"""

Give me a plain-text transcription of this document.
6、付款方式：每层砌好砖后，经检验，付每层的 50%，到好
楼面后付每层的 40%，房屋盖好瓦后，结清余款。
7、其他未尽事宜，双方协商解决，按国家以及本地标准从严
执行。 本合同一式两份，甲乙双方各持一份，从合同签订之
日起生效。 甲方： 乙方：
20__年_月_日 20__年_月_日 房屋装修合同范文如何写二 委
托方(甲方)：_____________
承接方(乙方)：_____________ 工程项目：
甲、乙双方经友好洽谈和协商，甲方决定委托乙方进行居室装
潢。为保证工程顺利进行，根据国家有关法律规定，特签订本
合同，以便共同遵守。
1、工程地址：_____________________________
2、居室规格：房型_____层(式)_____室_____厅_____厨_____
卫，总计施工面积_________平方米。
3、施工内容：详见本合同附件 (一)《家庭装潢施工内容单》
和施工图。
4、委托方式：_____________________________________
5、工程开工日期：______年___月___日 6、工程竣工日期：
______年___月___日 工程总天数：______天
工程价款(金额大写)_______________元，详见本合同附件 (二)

"""
"""

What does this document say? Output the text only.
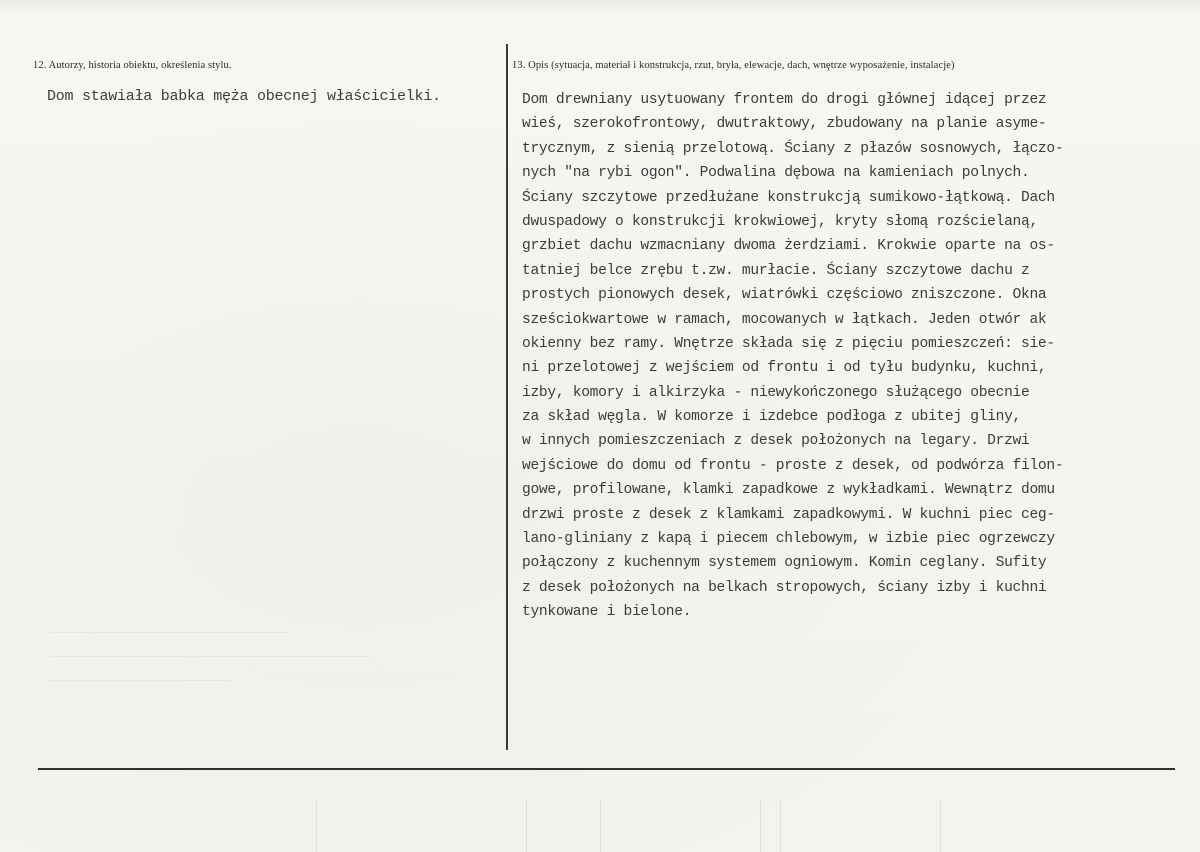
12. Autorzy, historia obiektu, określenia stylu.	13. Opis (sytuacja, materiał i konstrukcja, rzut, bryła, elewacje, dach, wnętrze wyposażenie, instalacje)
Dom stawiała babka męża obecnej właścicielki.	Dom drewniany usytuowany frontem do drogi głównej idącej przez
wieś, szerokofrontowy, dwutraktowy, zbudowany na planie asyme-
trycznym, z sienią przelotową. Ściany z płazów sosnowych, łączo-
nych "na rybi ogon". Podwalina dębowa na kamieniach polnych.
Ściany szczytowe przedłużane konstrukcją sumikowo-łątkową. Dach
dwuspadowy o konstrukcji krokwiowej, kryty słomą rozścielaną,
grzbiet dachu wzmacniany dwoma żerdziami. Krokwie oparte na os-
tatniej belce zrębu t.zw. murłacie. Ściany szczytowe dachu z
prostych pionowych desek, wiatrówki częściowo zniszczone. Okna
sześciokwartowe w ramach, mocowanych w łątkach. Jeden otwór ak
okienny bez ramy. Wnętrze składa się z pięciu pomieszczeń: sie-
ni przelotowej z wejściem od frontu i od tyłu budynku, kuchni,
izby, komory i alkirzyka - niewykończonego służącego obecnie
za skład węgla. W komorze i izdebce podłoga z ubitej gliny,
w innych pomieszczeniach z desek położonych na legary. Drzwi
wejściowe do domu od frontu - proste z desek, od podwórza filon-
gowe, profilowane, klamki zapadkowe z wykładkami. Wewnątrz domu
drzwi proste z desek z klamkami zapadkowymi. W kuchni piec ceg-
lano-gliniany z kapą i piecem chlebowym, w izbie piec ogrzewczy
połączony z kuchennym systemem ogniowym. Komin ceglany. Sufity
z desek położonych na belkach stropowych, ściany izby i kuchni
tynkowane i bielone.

"""
"""

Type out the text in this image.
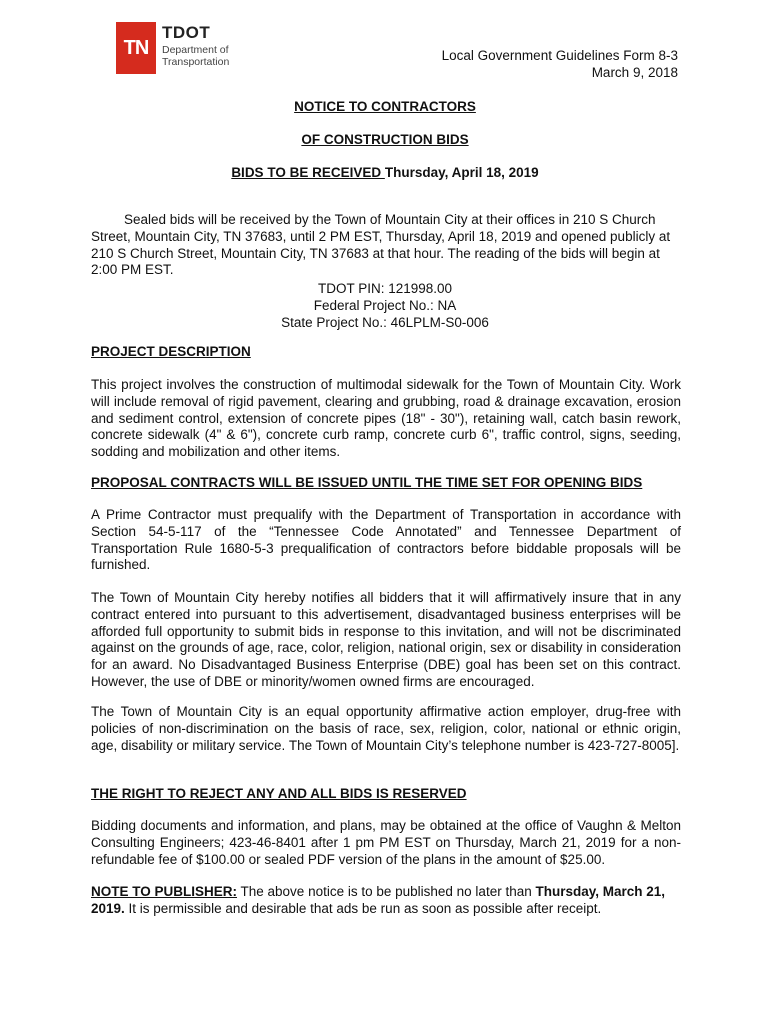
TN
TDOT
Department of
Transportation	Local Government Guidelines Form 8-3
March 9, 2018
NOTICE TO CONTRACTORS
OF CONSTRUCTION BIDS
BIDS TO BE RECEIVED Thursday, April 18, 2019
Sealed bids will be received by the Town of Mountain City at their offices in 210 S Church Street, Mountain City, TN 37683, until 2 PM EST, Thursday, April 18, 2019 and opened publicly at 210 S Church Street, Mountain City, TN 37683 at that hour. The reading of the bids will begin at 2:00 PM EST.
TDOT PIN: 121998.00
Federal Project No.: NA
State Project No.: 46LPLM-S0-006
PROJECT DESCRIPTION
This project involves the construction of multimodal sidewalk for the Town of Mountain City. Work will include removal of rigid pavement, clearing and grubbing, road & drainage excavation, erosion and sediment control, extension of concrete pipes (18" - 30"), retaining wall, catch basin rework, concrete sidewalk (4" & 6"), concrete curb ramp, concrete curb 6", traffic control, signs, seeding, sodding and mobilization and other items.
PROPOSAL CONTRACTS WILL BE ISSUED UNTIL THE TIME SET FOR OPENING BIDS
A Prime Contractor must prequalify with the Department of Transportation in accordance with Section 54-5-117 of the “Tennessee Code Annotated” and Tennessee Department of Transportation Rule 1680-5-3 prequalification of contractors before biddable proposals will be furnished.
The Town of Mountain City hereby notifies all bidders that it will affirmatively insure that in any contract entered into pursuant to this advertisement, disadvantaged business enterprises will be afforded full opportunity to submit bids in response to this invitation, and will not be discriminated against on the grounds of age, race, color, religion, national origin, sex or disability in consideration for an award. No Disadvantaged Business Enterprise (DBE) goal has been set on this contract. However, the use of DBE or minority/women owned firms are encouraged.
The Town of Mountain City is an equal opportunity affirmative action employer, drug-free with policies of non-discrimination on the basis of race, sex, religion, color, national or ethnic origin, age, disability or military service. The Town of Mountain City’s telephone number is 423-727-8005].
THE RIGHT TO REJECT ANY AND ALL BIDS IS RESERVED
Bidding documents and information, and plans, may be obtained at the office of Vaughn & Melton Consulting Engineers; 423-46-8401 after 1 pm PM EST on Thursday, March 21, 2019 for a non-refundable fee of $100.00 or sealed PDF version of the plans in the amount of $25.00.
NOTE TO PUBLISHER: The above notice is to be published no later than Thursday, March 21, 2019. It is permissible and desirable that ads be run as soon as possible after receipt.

"""

### What you should do
Go through the data and gather every line that holds "after".

### Result below
Bidding documents and information, and plans, may be obtained at the office of Vaughn & Melton Consulting Engineers; 423-46-8401 after 1 pm PM EST on Thursday, March 21, 2019 for a non-refundable fee of $100.00 or sealed PDF version of the plans in the amount of $25.00.
NOTE TO PUBLISHER: The above notice is to be published no later than Thursday, March 21, 2019. It is permissible and desirable that ads be run as soon as possible after receipt.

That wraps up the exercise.